## Data items
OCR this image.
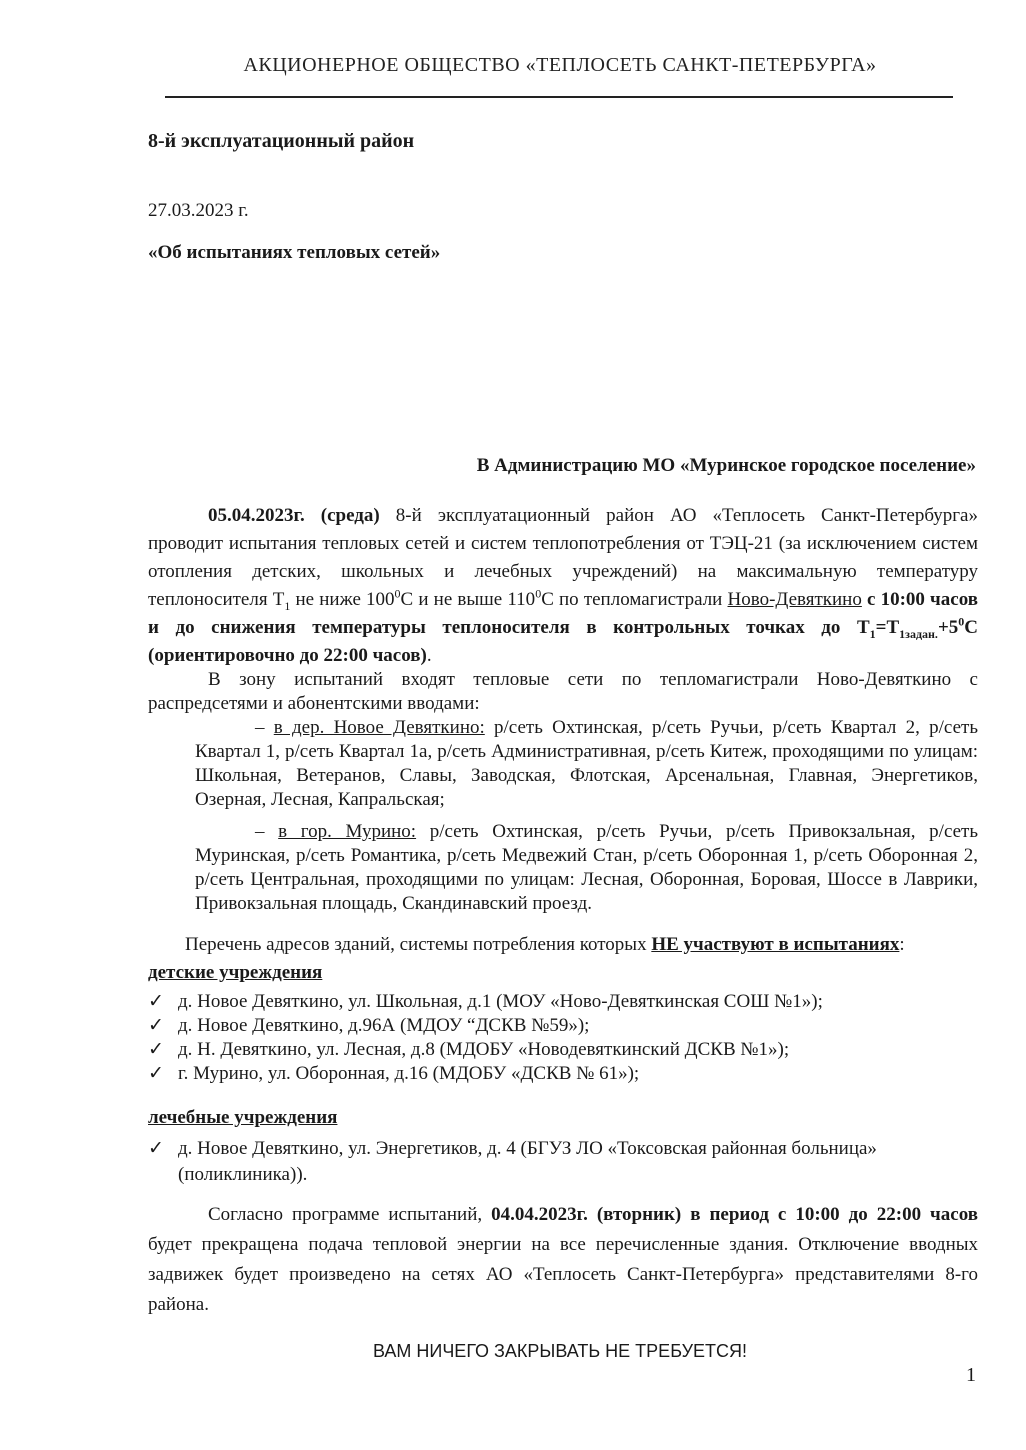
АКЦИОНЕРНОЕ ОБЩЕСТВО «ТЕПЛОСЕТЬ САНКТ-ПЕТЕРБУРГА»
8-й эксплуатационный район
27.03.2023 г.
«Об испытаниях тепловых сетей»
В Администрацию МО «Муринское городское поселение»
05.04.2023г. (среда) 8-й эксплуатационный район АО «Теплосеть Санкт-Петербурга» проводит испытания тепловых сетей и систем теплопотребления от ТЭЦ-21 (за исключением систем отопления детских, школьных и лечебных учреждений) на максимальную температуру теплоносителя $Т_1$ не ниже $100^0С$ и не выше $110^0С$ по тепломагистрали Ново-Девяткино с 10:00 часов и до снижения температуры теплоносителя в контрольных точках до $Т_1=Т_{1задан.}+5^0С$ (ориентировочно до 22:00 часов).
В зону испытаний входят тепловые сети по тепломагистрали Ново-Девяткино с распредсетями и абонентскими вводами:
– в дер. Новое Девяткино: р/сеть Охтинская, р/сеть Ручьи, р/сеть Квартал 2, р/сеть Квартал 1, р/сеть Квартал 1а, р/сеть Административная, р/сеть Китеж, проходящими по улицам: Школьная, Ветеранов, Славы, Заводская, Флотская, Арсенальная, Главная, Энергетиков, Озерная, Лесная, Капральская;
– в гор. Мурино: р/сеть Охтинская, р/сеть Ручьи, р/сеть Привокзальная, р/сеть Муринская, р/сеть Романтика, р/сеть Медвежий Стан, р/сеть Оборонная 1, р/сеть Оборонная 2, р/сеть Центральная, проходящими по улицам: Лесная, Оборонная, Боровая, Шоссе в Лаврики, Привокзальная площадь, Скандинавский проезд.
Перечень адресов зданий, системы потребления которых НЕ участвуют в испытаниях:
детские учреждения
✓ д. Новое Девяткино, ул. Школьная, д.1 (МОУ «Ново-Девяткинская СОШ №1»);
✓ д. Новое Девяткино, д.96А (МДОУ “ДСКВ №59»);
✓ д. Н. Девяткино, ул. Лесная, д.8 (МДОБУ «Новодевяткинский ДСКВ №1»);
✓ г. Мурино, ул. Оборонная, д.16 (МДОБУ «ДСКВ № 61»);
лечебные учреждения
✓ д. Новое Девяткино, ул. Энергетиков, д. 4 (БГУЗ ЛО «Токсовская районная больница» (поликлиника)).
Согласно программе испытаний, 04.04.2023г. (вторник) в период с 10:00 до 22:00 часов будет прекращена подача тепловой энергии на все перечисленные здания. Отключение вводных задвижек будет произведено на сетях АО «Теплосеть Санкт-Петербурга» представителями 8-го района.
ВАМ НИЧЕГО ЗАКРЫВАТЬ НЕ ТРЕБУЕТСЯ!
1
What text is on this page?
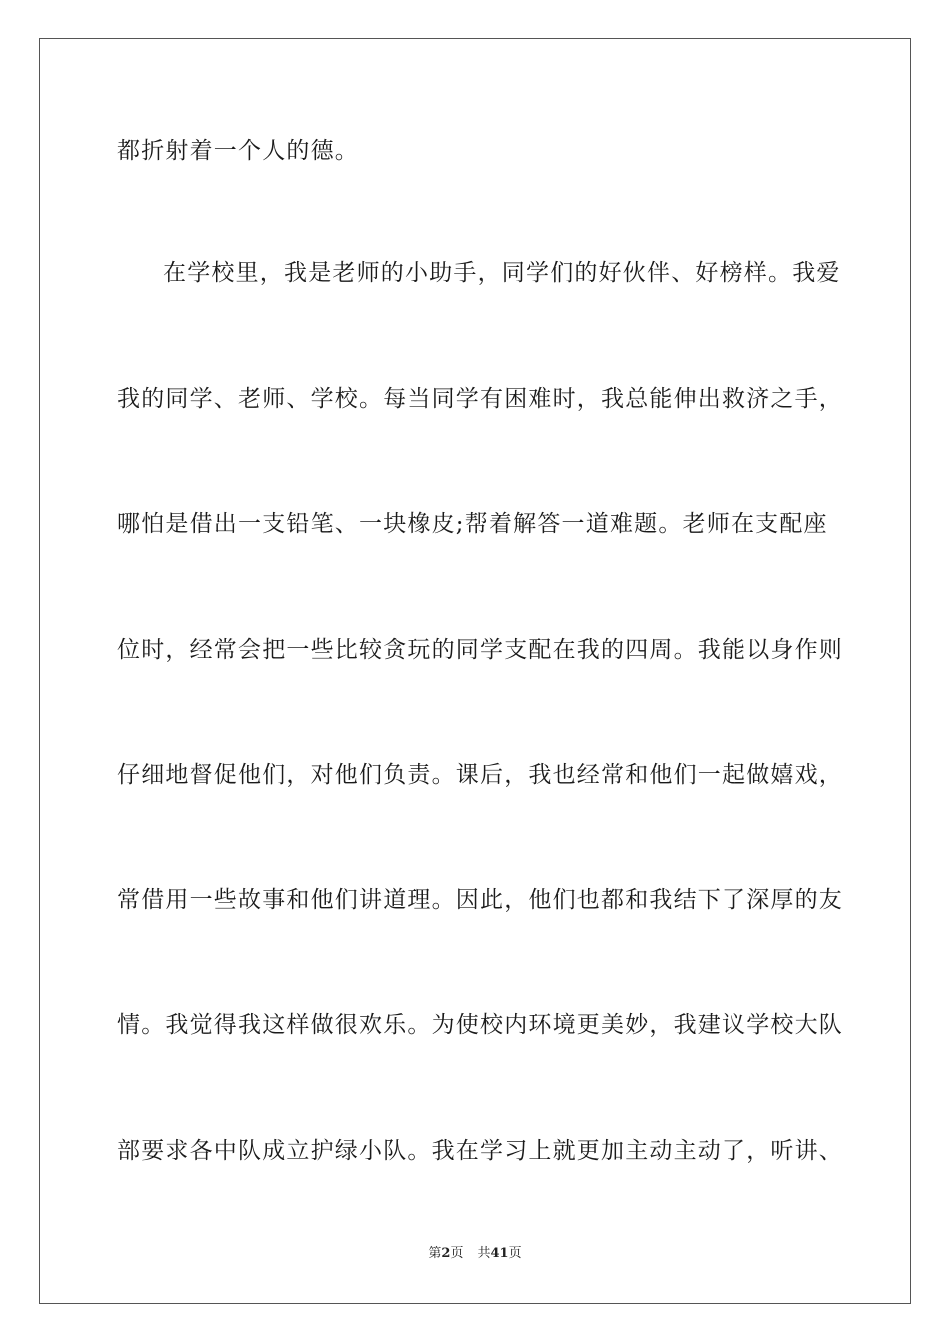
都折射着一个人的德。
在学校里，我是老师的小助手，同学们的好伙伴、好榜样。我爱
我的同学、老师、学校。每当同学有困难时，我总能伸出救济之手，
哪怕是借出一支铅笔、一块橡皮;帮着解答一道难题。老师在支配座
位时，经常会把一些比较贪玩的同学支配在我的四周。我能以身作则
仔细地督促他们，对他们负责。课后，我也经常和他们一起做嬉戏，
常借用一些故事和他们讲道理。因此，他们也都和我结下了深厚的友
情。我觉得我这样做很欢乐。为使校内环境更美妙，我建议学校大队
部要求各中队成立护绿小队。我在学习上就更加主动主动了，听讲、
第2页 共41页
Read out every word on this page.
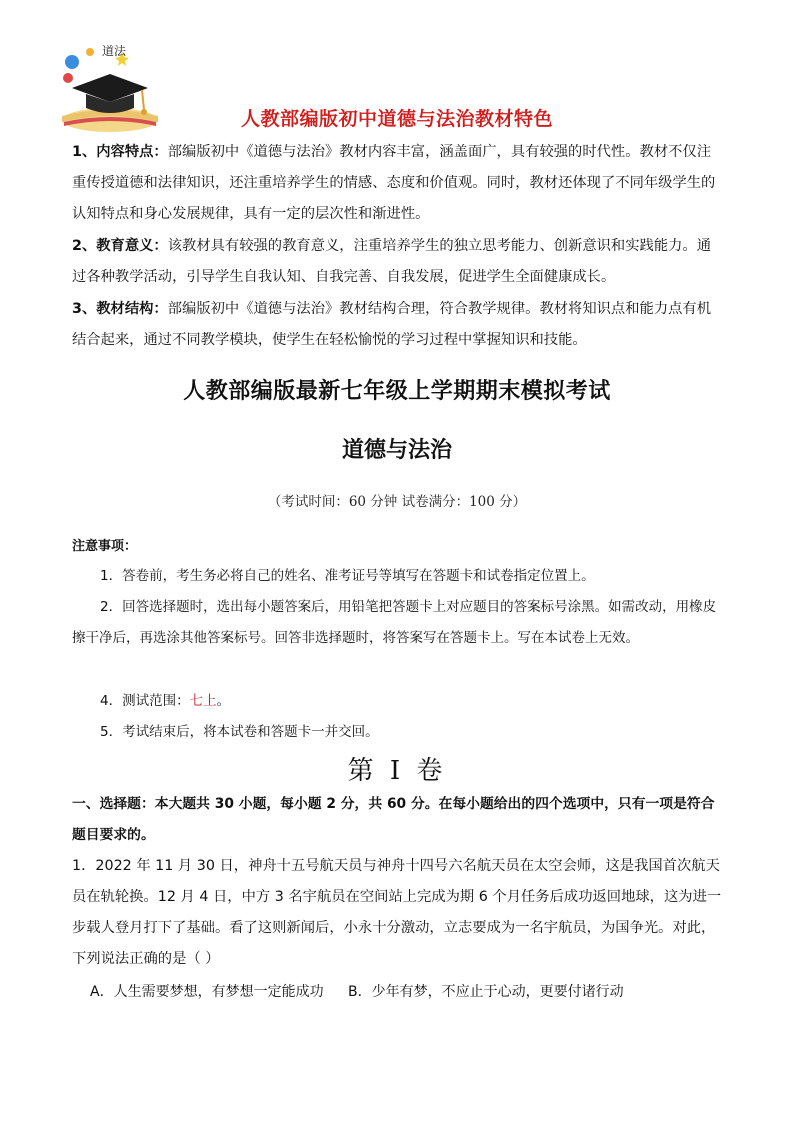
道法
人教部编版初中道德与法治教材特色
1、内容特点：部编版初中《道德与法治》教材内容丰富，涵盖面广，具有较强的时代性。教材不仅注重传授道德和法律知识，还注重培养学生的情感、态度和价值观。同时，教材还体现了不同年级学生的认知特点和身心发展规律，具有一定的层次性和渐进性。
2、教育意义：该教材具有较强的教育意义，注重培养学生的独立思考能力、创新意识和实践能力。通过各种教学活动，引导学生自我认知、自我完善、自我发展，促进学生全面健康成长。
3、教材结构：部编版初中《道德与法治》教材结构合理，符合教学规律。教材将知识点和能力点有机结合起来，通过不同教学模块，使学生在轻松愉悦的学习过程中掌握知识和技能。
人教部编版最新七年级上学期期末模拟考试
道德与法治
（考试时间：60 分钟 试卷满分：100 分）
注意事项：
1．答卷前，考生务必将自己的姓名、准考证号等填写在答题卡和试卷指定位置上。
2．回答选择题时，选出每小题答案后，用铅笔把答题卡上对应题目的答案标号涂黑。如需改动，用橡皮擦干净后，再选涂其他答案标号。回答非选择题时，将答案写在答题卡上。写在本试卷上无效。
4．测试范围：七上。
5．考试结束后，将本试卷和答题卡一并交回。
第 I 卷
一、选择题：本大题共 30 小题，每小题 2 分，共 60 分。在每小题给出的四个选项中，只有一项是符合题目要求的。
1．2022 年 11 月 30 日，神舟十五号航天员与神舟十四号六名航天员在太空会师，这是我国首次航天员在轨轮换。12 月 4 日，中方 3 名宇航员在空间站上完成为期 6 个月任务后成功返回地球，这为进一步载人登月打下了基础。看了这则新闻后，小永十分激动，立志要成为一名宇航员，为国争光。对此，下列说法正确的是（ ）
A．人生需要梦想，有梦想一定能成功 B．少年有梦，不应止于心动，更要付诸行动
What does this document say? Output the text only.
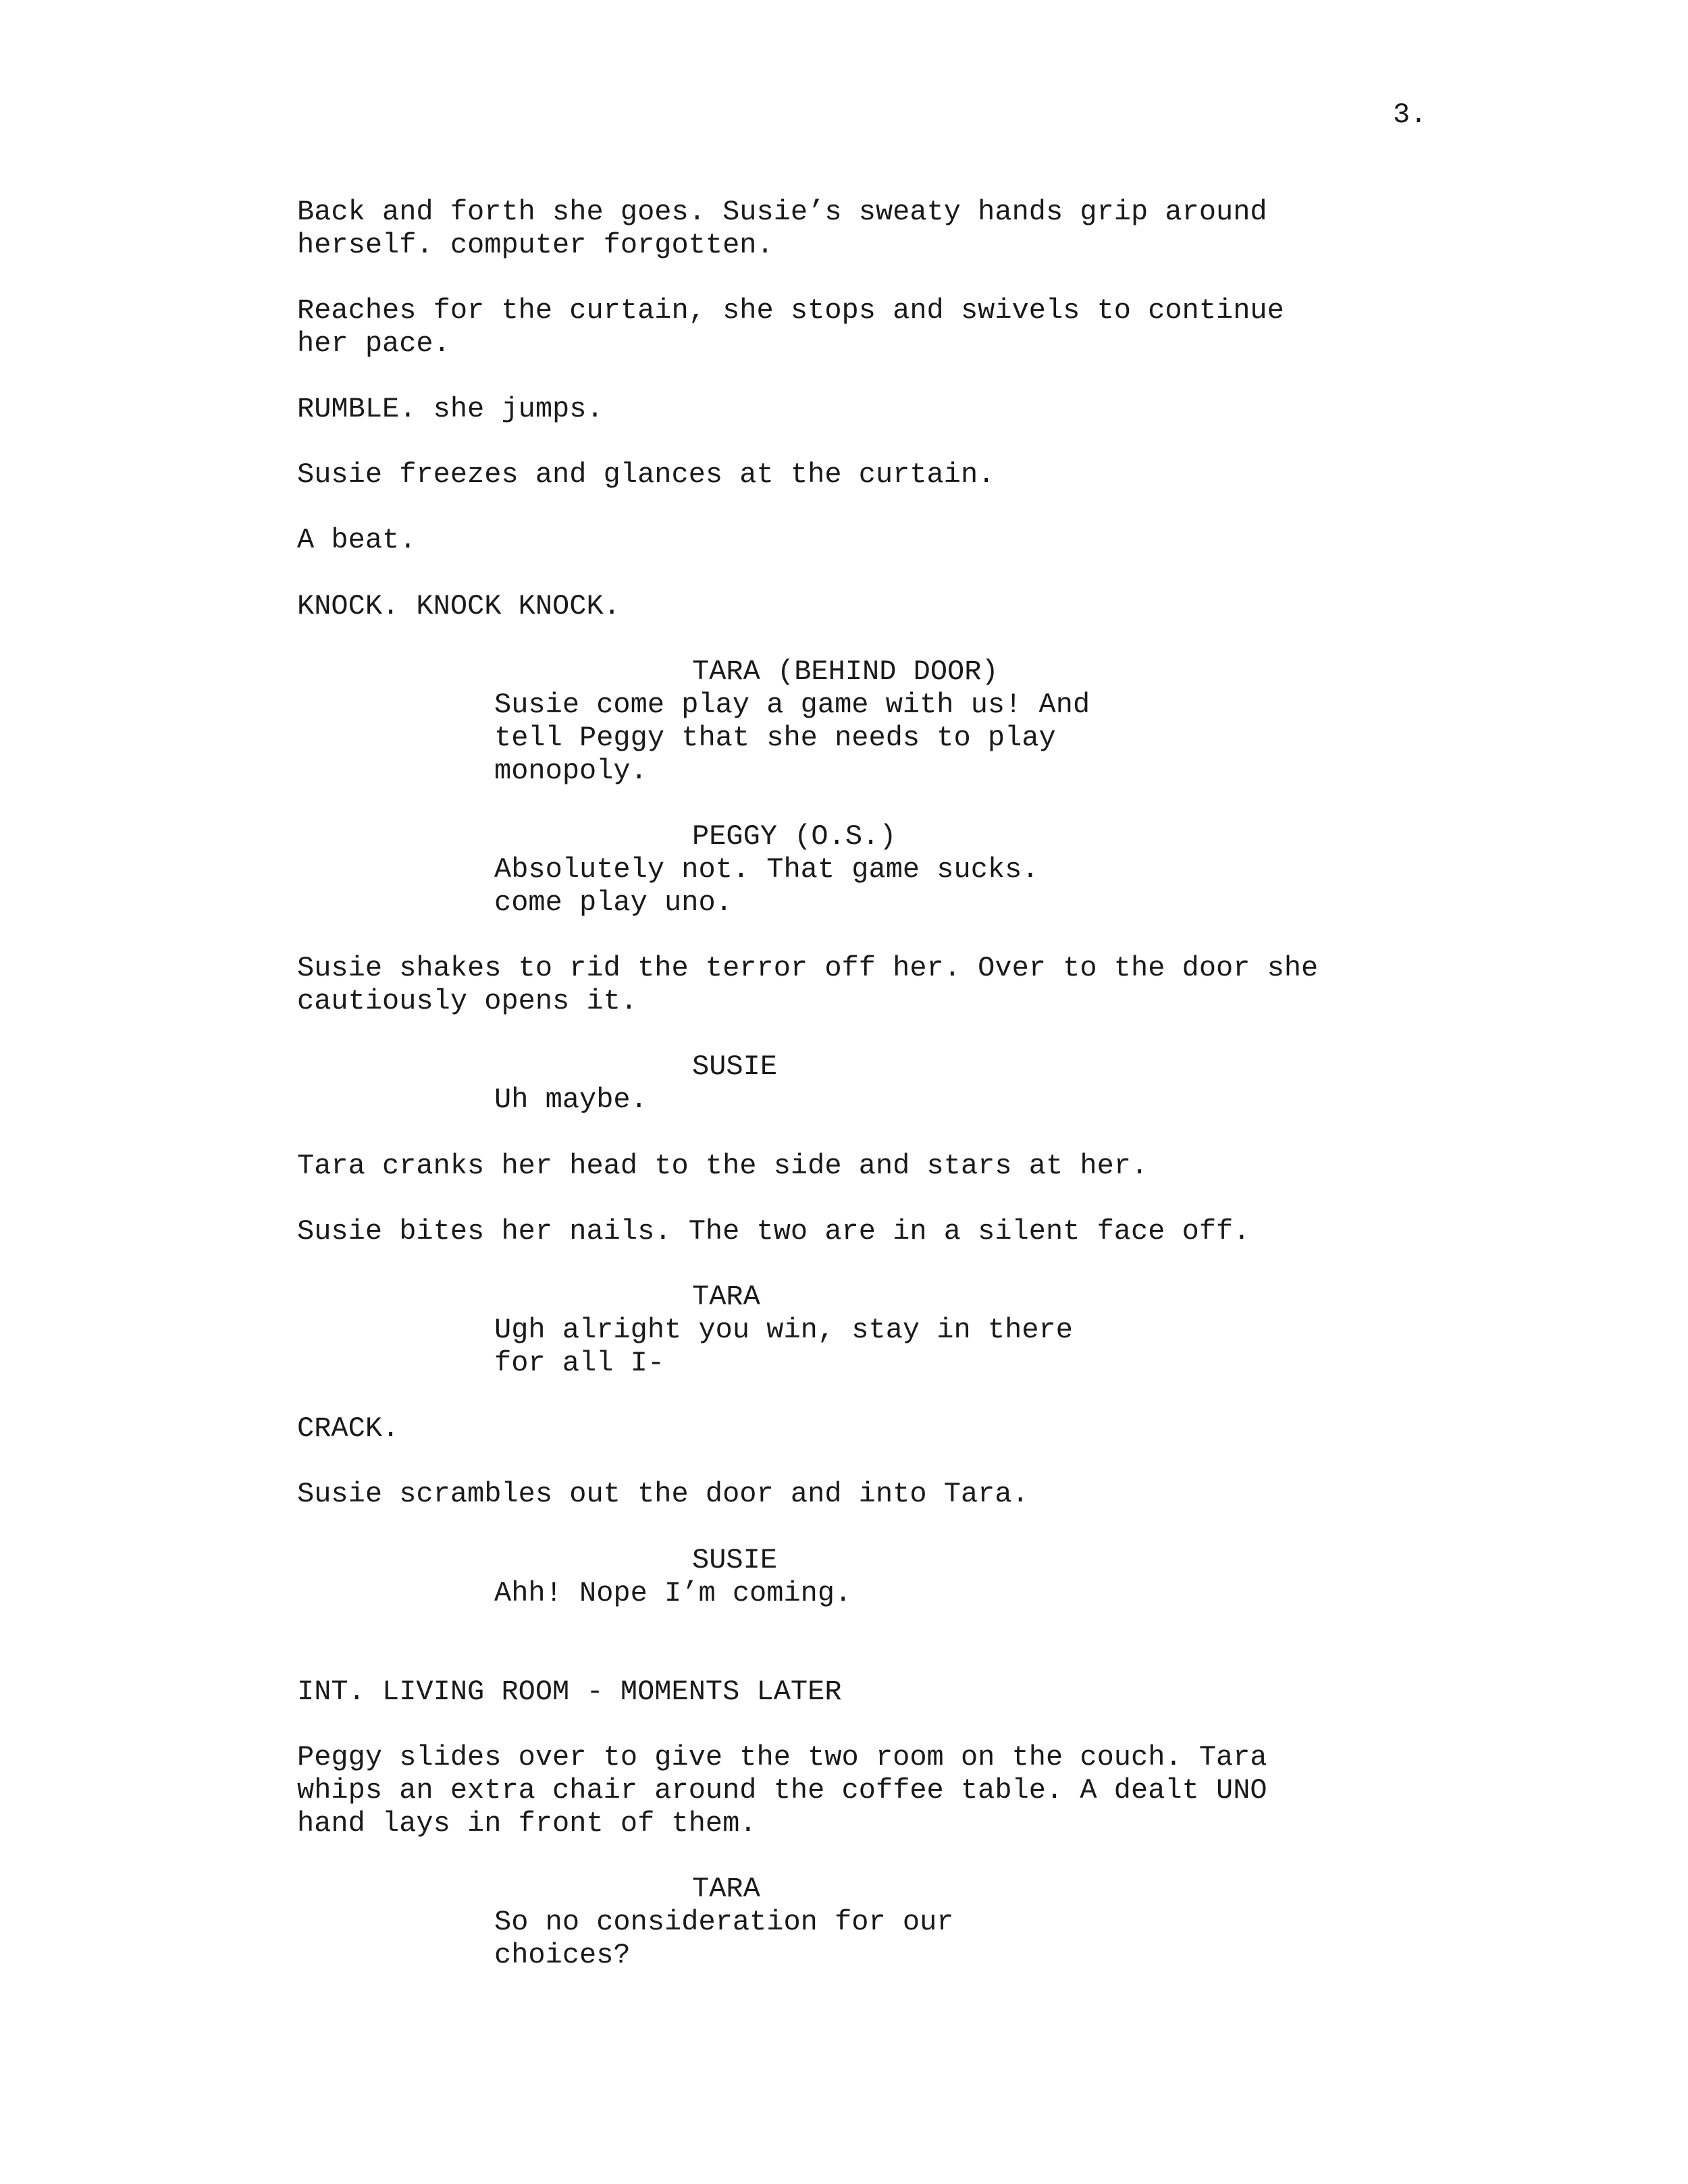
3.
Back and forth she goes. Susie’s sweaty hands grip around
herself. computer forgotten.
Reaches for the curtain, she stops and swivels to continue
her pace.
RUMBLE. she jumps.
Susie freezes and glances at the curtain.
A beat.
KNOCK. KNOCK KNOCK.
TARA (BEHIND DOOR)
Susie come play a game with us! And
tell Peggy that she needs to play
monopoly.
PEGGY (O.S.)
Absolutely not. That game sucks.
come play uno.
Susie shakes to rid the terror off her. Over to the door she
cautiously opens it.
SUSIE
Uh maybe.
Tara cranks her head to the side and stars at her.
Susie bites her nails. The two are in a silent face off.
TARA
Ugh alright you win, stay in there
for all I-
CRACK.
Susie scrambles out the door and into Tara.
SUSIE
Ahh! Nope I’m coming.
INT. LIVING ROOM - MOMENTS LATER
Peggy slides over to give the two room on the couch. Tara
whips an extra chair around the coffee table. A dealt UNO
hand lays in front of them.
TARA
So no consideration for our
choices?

## Aim of the exercise
In the entries above, find the lines containing the word "ДСКВ" and say how many there are, with no other words.

## Task answer
3